**Set of tasks:**
- a) Rewrite the paragraph in the contract extract that begins "The general rule is that mistake" as a short list, keeping its main facts.
- b) Swap "bracelet" for "necklace" and give the stretch of the contract extract from "One party MISREPRESENTS" through "to the buyer.".

**Document extract:**
'''

One/both parties have made a MISTAKE when contracting

2.

One party MISREPRESENTS factual information

3.

One of the parties enters the deal under DURESS or UNDUE INFLUENCE

1. MISTAKE The general rule is that mistake does not make a contract invalid. This is particularly true where the quality of the goods is called into question. So a purchaser who buys a bracelet thinking that it is 24 carat gold cannot complain if she later discovers that it is only gold plated (assuming that the seller did not provide misleading information). This rule even applies where the seller is aware of the buyer’s mistake providing the seller has not misrepresented the truth to the buyer.

'''

**Layout element entries:**
'''

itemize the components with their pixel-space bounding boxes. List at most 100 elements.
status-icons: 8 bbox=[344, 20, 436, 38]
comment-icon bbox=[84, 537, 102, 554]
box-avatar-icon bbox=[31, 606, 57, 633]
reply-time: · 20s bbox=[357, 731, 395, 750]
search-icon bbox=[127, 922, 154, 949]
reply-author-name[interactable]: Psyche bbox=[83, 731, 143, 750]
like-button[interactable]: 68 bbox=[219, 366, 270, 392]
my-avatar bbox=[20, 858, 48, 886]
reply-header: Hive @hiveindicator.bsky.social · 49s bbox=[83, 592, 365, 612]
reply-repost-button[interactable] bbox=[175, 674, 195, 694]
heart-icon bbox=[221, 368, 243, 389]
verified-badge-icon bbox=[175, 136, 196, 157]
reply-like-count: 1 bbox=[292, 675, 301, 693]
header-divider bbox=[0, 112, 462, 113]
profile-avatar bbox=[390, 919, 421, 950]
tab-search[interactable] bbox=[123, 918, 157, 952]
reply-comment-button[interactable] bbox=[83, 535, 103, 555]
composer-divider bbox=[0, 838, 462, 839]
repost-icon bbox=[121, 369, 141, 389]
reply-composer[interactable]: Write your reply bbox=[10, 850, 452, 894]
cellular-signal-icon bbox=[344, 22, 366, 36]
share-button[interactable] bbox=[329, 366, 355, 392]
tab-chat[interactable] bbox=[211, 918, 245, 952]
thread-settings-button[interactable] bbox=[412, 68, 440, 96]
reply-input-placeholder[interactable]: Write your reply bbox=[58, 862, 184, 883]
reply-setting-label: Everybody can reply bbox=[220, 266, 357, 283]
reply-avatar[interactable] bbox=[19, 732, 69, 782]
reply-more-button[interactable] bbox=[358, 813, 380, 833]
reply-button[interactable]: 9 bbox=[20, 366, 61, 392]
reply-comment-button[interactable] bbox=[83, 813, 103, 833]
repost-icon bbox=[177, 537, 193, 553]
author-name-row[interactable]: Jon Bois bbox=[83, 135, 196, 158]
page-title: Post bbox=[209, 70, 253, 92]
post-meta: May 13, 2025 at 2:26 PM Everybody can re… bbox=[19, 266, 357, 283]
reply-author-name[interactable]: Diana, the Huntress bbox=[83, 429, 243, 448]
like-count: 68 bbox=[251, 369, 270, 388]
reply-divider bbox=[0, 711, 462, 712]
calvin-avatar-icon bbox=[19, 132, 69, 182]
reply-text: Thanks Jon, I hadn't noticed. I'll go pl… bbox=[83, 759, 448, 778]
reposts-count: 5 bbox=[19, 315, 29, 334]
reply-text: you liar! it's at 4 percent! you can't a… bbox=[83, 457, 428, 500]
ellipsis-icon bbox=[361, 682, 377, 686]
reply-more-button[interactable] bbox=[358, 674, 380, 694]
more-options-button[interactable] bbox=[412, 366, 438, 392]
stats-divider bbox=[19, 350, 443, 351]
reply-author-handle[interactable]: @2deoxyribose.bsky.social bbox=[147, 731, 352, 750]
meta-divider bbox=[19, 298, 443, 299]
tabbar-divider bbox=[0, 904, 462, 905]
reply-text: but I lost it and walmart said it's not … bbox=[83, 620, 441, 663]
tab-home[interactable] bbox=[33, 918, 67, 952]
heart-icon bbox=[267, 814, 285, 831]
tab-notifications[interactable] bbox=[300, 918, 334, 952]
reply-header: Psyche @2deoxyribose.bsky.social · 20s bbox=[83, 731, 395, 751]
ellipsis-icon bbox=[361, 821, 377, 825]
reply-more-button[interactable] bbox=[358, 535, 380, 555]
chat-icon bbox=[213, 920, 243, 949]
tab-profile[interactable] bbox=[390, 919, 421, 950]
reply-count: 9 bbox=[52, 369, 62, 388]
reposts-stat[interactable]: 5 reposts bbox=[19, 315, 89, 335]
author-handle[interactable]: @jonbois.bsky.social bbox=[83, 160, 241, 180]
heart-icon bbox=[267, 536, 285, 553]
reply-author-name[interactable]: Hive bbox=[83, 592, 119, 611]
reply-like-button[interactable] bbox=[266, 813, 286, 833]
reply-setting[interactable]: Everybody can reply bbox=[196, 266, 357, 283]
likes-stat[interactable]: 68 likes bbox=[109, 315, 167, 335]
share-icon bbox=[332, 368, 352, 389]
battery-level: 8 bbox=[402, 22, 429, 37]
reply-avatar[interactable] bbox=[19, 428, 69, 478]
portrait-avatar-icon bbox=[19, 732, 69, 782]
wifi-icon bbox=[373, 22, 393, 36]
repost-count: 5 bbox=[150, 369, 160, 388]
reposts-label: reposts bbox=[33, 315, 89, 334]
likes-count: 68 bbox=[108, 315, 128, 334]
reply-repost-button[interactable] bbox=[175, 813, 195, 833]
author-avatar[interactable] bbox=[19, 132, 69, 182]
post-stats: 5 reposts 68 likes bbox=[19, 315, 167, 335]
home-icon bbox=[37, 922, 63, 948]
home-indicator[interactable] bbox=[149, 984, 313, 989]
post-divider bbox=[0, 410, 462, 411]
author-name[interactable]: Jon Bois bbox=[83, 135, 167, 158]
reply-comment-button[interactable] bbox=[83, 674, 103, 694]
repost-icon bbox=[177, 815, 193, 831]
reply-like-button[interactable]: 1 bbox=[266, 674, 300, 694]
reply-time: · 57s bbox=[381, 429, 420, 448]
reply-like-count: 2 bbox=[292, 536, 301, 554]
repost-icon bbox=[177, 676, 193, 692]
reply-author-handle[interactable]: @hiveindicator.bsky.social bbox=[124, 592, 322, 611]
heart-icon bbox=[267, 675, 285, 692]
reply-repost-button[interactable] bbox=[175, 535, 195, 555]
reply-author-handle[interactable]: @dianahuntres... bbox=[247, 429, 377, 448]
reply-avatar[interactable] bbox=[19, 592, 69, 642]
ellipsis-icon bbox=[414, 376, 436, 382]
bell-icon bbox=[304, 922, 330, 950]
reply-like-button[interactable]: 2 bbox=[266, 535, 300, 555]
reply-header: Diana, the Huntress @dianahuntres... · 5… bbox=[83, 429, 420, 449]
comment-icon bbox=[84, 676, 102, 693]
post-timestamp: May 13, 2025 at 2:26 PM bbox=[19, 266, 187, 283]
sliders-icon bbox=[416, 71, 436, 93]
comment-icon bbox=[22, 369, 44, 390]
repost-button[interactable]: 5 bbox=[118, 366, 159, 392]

'''

**Expected results:**
- a)
- As a general rule, a mistake does not make a contract invalid.
- This holds especially when the quality of the goods is in question.
- For example, a buyer who thinks a bracelet is 24 carat gold cannot complain on learning it is only gold plated, as long as the seller gave no misleading information.
- The rule applies even if the seller knows of the buyer's mistake, provided the seller has not misrepresented the truth.

- b)
One party MISREPRESENTS factual information

3.

One of the parties enters the deal under DURESS or UNDUE INFLUENCE

1. MISTAKE The general rule is that mistake does not make a contract invalid. This is particularly true where the quality of the goods is called into question. So a purchaser who buys a necklace thinking that it is 24 carat gold cannot complain if she later discovers that it is only gold plated (assuming that the seller did not provide misleading information). This rule even applies where the seller is aware of the buyer’s mistake providing the seller has not misrepresented the truth to the buyer.